Stated exercise - Repeat every line below exactly as it reads.

Dataset records -
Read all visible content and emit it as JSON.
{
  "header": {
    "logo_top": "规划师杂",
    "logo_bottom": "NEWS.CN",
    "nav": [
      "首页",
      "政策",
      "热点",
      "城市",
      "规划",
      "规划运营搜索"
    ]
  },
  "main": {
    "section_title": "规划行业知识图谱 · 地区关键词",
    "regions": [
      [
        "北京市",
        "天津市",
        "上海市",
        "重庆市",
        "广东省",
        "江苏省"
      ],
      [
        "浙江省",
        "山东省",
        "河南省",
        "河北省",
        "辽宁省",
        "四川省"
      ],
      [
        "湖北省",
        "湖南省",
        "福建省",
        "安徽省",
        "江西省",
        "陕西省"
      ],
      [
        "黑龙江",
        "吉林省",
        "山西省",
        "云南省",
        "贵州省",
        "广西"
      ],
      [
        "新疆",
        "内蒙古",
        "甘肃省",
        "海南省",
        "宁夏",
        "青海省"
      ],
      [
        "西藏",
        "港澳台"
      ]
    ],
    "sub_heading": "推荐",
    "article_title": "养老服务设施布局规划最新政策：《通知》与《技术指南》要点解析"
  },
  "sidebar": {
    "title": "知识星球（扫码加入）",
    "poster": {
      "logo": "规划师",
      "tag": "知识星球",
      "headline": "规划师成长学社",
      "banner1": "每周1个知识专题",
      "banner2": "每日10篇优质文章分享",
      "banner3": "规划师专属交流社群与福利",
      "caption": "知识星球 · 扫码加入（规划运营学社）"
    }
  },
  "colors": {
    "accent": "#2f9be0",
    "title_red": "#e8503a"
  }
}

Result for this exercise -
Read all visible content and emit it as JSON.
{
  "header": {
    "logo_top": "规划师杂",
    "logo_bottom": "NEWS.CN",
    "nav": [
      "首页",
      "政策",
      "热点",
      "城市",
      "规划",
      "规划运营搜索"
    ]
  },
  "main": {
    "section_title": "规划行业知识图谱 · 地区关键词",
    "regions": [
      [
        "北京市",
        "天津市",
        "上海市",
        "重庆市",
        "广东省",
        "江苏省"
      ],
      [
        "浙江省",
        "山东省",
        "河南省",
        "河北省",
        "辽宁省",
        "四川省"
      ],
      [
        "湖北省",
        "湖南省",
        "福建省",
        "安徽省",
        "江西省",
        "陕西省"
      ],
      [
        "黑龙江",
        "吉林省",
        "山西省",
        "云南省",
        "贵州省",
        "广西"
      ],
      [
        "新疆",
        "内蒙古",
        "甘肃省",
        "海南省",
        "宁夏",
        "青海省"
      ],
      [
        "西藏",
        "港澳台"
      ]
    ],
    "sub_heading": "推荐",
    "article_title": "养老服务设施布局规划最新政策：《通知》与《技术指南》要点解析"
  },
  "sidebar": {
    "title": "知识星球（扫码加入）",
    "poster": {
      "logo": "规划师",
      "tag": "知识星球",
      "headline": "规划师成长学社",
      "banner1": "每周1个知识专题",
      "banner2": "每日10篇优质文章分享",
      "banner3": "规划师专属交流社群与福利",
      "caption": "知识星球 · 扫码加入（规划运营学社）"
    }
  },
  "colors": {
    "accent": "#2f9be0",
    "title_red": "#e8503a"
  }
}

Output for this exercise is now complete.